**Data excerpts**.
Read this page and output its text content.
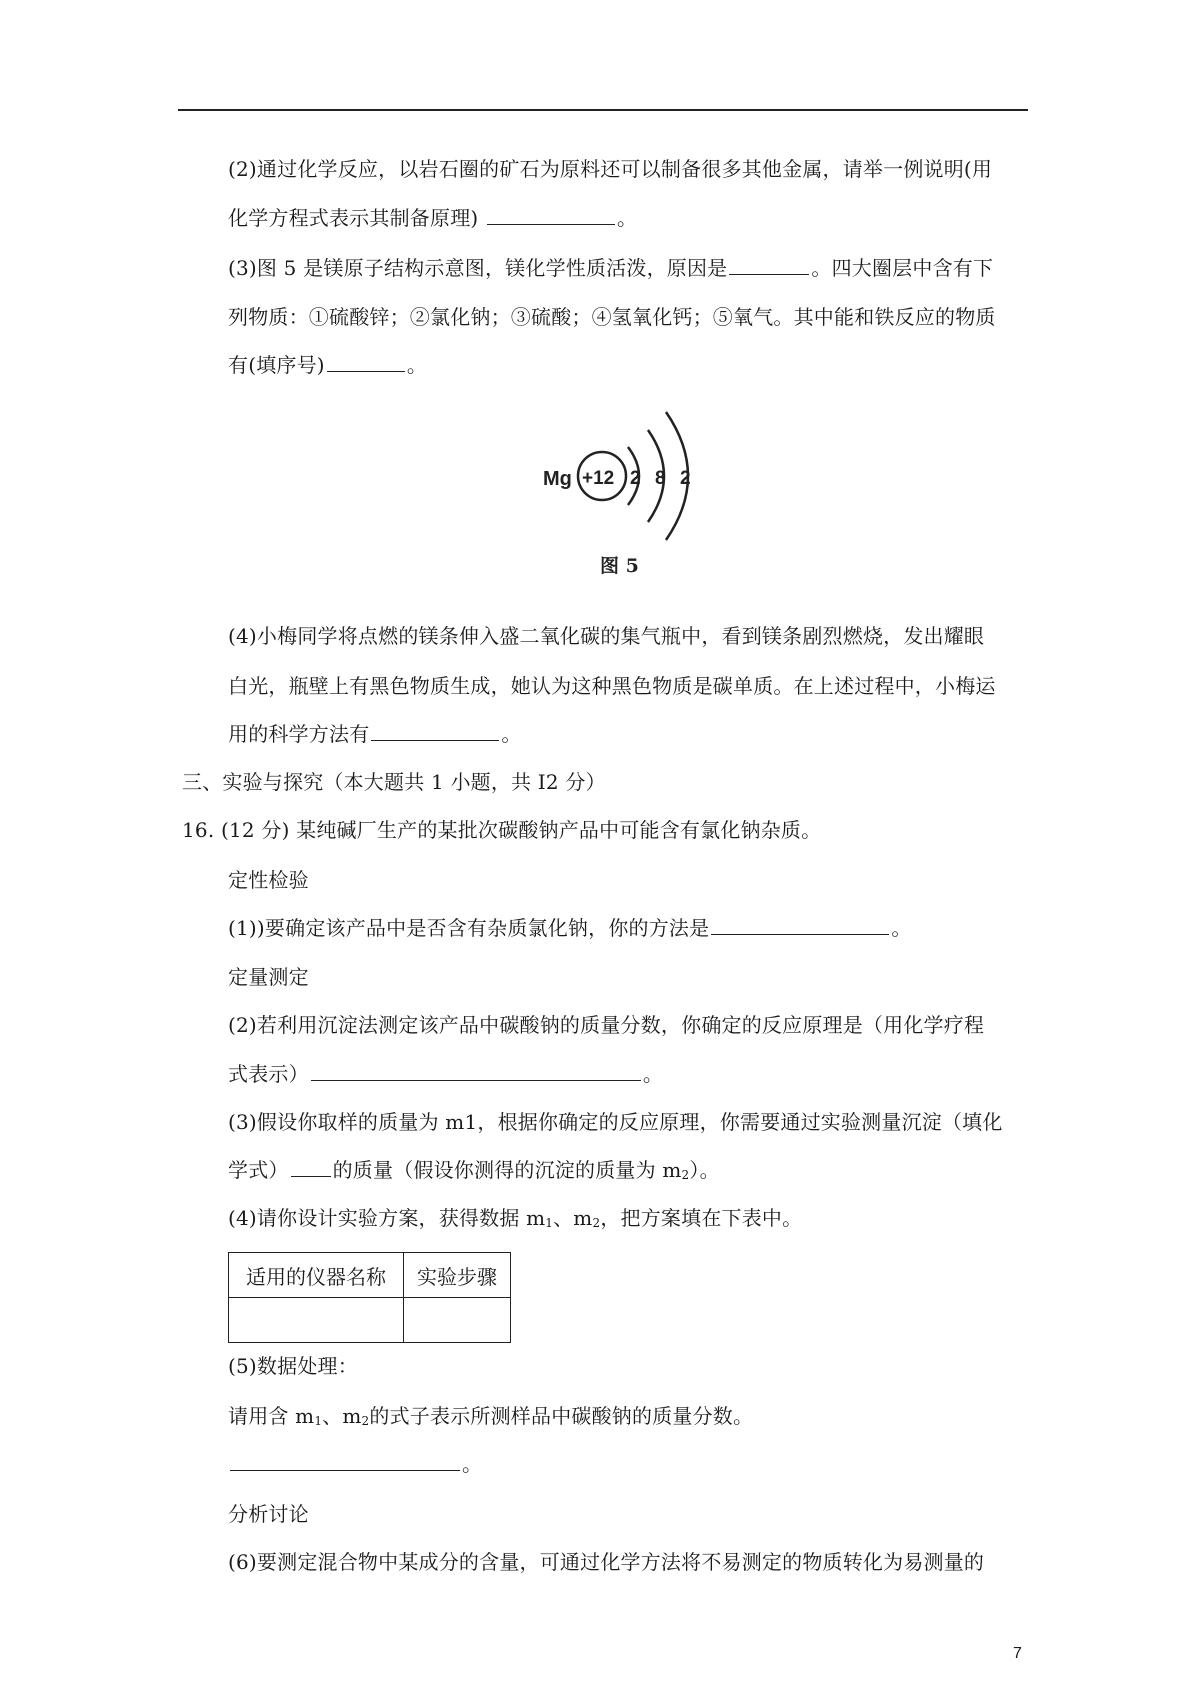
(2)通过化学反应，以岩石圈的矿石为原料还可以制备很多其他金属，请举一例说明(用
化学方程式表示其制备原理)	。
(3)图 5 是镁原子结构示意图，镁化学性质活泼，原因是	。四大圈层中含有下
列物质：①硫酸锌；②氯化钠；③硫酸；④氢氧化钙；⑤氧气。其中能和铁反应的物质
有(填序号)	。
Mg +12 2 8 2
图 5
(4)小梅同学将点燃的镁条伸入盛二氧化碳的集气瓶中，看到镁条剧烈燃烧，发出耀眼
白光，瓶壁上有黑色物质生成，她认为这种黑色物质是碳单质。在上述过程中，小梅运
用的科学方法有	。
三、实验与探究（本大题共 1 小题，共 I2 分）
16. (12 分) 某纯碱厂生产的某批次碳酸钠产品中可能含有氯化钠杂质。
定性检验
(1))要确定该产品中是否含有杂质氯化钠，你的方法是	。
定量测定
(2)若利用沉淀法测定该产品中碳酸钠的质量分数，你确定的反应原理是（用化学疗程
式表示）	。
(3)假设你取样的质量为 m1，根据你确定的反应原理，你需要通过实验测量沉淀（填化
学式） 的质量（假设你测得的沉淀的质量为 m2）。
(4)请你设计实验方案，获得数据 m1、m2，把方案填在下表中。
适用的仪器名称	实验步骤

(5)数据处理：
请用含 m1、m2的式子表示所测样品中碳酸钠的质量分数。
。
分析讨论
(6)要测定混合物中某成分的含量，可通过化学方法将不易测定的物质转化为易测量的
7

**Do this**.
Write every record out again exactly; no pictures belong in the copy.

**Full response**.
Read this page and output its text content.
(2)通过化学反应，以岩石圈的矿石为原料还可以制备很多其他金属，请举一例说明(用
化学方程式表示其制备原理)	。
(3)图 5 是镁原子结构示意图，镁化学性质活泼，原因是	。四大圈层中含有下
列物质：①硫酸锌；②氯化钠；③硫酸；④氢氧化钙；⑤氧气。其中能和铁反应的物质
有(填序号)	。
Mg +12 2 8 2
图 5
(4)小梅同学将点燃的镁条伸入盛二氧化碳的集气瓶中，看到镁条剧烈燃烧，发出耀眼
白光，瓶壁上有黑色物质生成，她认为这种黑色物质是碳单质。在上述过程中，小梅运
用的科学方法有	。
三、实验与探究（本大题共 1 小题，共 I2 分）
16. (12 分) 某纯碱厂生产的某批次碳酸钠产品中可能含有氯化钠杂质。
定性检验
(1))要确定该产品中是否含有杂质氯化钠，你的方法是	。
定量测定
(2)若利用沉淀法测定该产品中碳酸钠的质量分数，你确定的反应原理是（用化学疗程
式表示）	。
(3)假设你取样的质量为 m1，根据你确定的反应原理，你需要通过实验测量沉淀（填化
学式） 的质量（假设你测得的沉淀的质量为 m2）。
(4)请你设计实验方案，获得数据 m1、m2，把方案填在下表中。
适用的仪器名称	实验步骤

(5)数据处理：
请用含 m1、m2的式子表示所测样品中碳酸钠的质量分数。
。
分析讨论
(6)要测定混合物中某成分的含量，可通过化学方法将不易测定的物质转化为易测量的
7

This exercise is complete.